*THE REQUEST:*
Write every line of the material out exactly as shown.

*MATERIAL SHOWN:*

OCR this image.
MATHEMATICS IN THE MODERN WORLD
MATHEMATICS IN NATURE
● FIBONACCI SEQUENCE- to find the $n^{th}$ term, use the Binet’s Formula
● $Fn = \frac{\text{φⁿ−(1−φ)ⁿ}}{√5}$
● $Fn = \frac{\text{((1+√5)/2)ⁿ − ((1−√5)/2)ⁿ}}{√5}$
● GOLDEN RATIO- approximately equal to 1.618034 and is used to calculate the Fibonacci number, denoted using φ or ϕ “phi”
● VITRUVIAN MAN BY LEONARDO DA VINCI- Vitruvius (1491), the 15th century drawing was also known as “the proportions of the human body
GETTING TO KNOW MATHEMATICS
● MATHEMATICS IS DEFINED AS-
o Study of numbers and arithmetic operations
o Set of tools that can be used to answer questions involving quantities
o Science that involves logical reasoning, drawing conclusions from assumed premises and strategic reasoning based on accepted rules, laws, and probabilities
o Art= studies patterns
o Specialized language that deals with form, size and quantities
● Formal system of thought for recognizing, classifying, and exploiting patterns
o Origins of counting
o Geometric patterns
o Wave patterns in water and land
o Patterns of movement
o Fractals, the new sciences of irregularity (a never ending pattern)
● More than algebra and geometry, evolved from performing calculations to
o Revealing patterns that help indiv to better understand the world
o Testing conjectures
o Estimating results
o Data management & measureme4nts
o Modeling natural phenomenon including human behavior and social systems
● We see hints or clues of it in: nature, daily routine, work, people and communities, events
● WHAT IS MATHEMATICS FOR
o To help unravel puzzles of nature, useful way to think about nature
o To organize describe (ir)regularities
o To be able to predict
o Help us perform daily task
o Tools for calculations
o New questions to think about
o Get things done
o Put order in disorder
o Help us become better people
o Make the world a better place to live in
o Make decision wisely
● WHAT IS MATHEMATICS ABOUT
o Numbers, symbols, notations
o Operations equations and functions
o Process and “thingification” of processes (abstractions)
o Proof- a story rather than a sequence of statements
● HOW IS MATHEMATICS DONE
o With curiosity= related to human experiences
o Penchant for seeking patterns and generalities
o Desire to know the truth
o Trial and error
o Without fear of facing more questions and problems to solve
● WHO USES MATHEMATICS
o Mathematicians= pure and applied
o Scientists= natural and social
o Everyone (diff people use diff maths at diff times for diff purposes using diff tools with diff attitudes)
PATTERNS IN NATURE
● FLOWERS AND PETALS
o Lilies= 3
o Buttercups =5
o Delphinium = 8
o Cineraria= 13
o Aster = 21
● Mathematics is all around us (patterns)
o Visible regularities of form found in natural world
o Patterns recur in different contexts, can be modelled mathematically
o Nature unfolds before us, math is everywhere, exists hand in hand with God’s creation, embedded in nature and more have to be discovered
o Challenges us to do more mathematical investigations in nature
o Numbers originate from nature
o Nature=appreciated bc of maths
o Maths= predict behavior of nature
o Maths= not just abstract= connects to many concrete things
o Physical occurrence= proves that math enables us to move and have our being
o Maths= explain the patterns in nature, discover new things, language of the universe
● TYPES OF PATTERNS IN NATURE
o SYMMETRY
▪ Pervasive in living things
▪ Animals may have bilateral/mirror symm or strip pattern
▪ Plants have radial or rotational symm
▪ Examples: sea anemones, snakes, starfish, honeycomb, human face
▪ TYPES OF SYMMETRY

*RESPONSE:*
OCR this image.
MATHEMATICS IN THE MODERN WORLD
MATHEMATICS IN NATURE
● FIBONACCI SEQUENCE- to find the $n^{th}$ term, use the Binet’s Formula
● $Fn = \frac{\text{φⁿ−(1−φ)ⁿ}}{√5}$
● $Fn = \frac{\text{((1+√5)/2)ⁿ − ((1−√5)/2)ⁿ}}{√5}$
● GOLDEN RATIO- approximately equal to 1.618034 and is used to calculate the Fibonacci number, denoted using φ or ϕ “phi”
● VITRUVIAN MAN BY LEONARDO DA VINCI- Vitruvius (1491), the 15th century drawing was also known as “the proportions of the human body
GETTING TO KNOW MATHEMATICS
● MATHEMATICS IS DEFINED AS-
o Study of numbers and arithmetic operations
o Set of tools that can be used to answer questions involving quantities
o Science that involves logical reasoning, drawing conclusions from assumed premises and strategic reasoning based on accepted rules, laws, and probabilities
o Art= studies patterns
o Specialized language that deals with form, size and quantities
● Formal system of thought for recognizing, classifying, and exploiting patterns
o Origins of counting
o Geometric patterns
o Wave patterns in water and land
o Patterns of movement
o Fractals, the new sciences of irregularity (a never ending pattern)
● More than algebra and geometry, evolved from performing calculations to
o Revealing patterns that help indiv to better understand the world
o Testing conjectures
o Estimating results
o Data management & measureme4nts
o Modeling natural phenomenon including human behavior and social systems
● We see hints or clues of it in: nature, daily routine, work, people and communities, events
● WHAT IS MATHEMATICS FOR
o To help unravel puzzles of nature, useful way to think about nature
o To organize describe (ir)regularities
o To be able to predict
o Help us perform daily task
o Tools for calculations
o New questions to think about
o Get things done
o Put order in disorder
o Help us become better people
o Make the world a better place to live in
o Make decision wisely
● WHAT IS MATHEMATICS ABOUT
o Numbers, symbols, notations
o Operations equations and functions
o Process and “thingification” of processes (abstractions)
o Proof- a story rather than a sequence of statements
● HOW IS MATHEMATICS DONE
o With curiosity= related to human experiences
o Penchant for seeking patterns and generalities
o Desire to know the truth
o Trial and error
o Without fear of facing more questions and problems to solve
● WHO USES MATHEMATICS
o Mathematicians= pure and applied
o Scientists= natural and social
o Everyone (diff people use diff maths at diff times for diff purposes using diff tools with diff attitudes)
PATTERNS IN NATURE
● FLOWERS AND PETALS
o Lilies= 3
o Buttercups =5
o Delphinium = 8
o Cineraria= 13
o Aster = 21
● Mathematics is all around us (patterns)
o Visible regularities of form found in natural world
o Patterns recur in different contexts, can be modelled mathematically
o Nature unfolds before us, math is everywhere, exists hand in hand with God’s creation, embedded in nature and more have to be discovered
o Challenges us to do more mathematical investigations in nature
o Numbers originate from nature
o Nature=appreciated bc of maths
o Maths= predict behavior of nature
o Maths= not just abstract= connects to many concrete things
o Physical occurrence= proves that math enables us to move and have our being
o Maths= explain the patterns in nature, discover new things, language of the universe
● TYPES OF PATTERNS IN NATURE
o SYMMETRY
▪ Pervasive in living things
▪ Animals may have bilateral/mirror symm or strip pattern
▪ Plants have radial or rotational symm
▪ Examples: sea anemones, snakes, starfish, honeycomb, human face
▪ TYPES OF SYMMETRY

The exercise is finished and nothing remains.